→ **Exercise description**
The records below must be copied in full; omit the images.

→ **Input material**
____
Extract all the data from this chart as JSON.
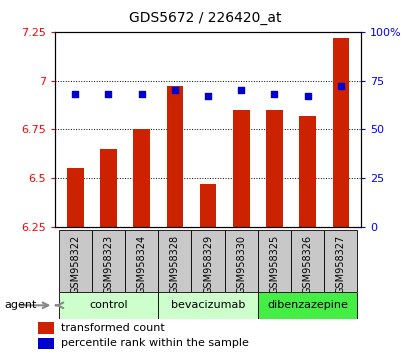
{
  "title": "GDS5672 / 226420_at",
  "samples": [
    "GSM958322",
    "GSM958323",
    "GSM958324",
    "GSM958328",
    "GSM958329",
    "GSM958330",
    "GSM958325",
    "GSM958326",
    "GSM958327"
  ],
  "bar_values": [
    6.55,
    6.65,
    6.75,
    6.97,
    6.47,
    6.85,
    6.85,
    6.82,
    7.22
  ],
  "percentile_values": [
    68,
    68,
    68,
    70,
    67,
    70,
    68,
    67,
    72
  ],
  "bar_color": "#cc2200",
  "dot_color": "#0000cc",
  "ylim_left": [
    6.25,
    7.25
  ],
  "ylim_right": [
    0,
    100
  ],
  "yticks_left": [
    6.25,
    6.5,
    6.75,
    7.0,
    7.25
  ],
  "ytick_labels_left": [
    "6.25",
    "6.5",
    "6.75",
    "7",
    "7.25"
  ],
  "yticks_right": [
    0,
    25,
    50,
    75,
    100
  ],
  "ytick_labels_right": [
    "0",
    "25",
    "50",
    "75",
    "100%"
  ],
  "groups": [
    {
      "label": "control",
      "indices": [
        0,
        1,
        2
      ],
      "color": "#ccffcc"
    },
    {
      "label": "bevacizumab",
      "indices": [
        3,
        4,
        5
      ],
      "color": "#ccffcc"
    },
    {
      "label": "dibenzazepine",
      "indices": [
        6,
        7,
        8
      ],
      "color": "#44ee44"
    }
  ],
  "agent_label": "agent",
  "legend_bar_label": "transformed count",
  "legend_dot_label": "percentile rank within the sample",
  "hline_values": [
    6.5,
    6.75,
    7.0
  ],
  "bar_width": 0.5,
  "figsize": [
    4.1,
    3.54
  ],
  "dpi": 100
}
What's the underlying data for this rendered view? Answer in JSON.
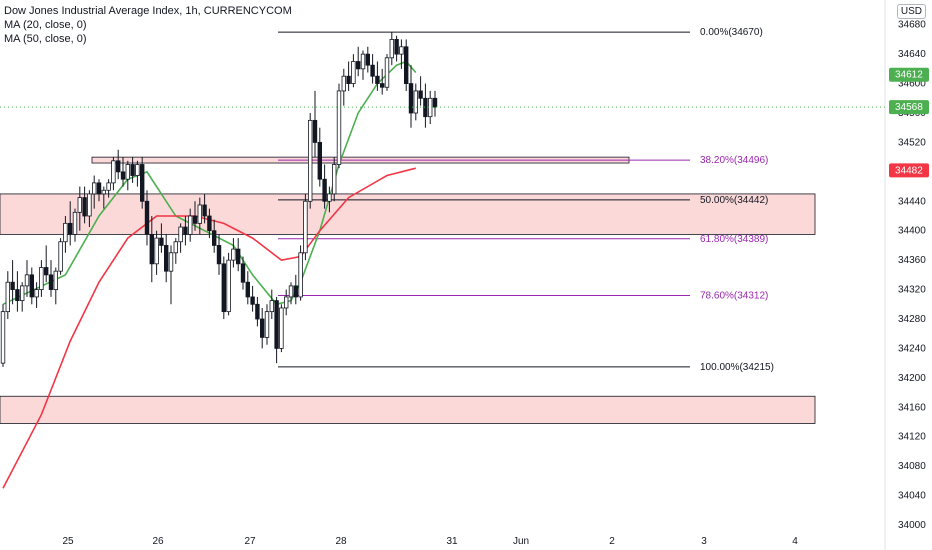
____
→ **Solution to this exercise**
Extract all the data from this chart as JSON.
{
  "title": "GDS5672 / 226420_at",
  "samples": [
    "GSM958322",
    "GSM958323",
    "GSM958324",
    "GSM958328",
    "GSM958329",
    "GSM958330",
    "GSM958325",
    "GSM958326",
    "GSM958327"
  ],
  "bar_values": [
    6.55,
    6.65,
    6.75,
    6.97,
    6.47,
    6.85,
    6.85,
    6.82,
    7.22
  ],
  "percentile_values": [
    68,
    68,
    68,
    70,
    67,
    70,
    68,
    67,
    72
  ],
  "bar_color": "#cc2200",
  "dot_color": "#0000cc",
  "ylim_left": [
    6.25,
    7.25
  ],
  "ylim_right": [
    0,
    100
  ],
  "yticks_left": [
    6.25,
    6.5,
    6.75,
    7.0,
    7.25
  ],
  "ytick_labels_left": [
    "6.25",
    "6.5",
    "6.75",
    "7",
    "7.25"
  ],
  "yticks_right": [
    0,
    25,
    50,
    75,
    100
  ],
  "ytick_labels_right": [
    "0",
    "25",
    "50",
    "75",
    "100%"
  ],
  "groups": [
    {
      "label": "control",
      "indices": [
        0,
        1,
        2
      ],
      "color": "#ccffcc"
    },
    {
      "label": "bevacizumab",
      "indices": [
        3,
        4,
        5
      ],
      "color": "#ccffcc"
    },
    {
      "label": "dibenzazepine",
      "indices": [
        6,
        7,
        8
      ],
      "color": "#44ee44"
    }
  ],
  "agent_label": "agent",
  "legend_bar_label": "transformed count",
  "legend_dot_label": "percentile rank within the sample",
  "hline_values": [
    6.5,
    6.75,
    7.0
  ],
  "bar_width": 0.5,
  "figsize": [
    4.1,
    3.54
  ],
  "dpi": 100
}
What's the underlying data for this rendered view? Answer in JSON.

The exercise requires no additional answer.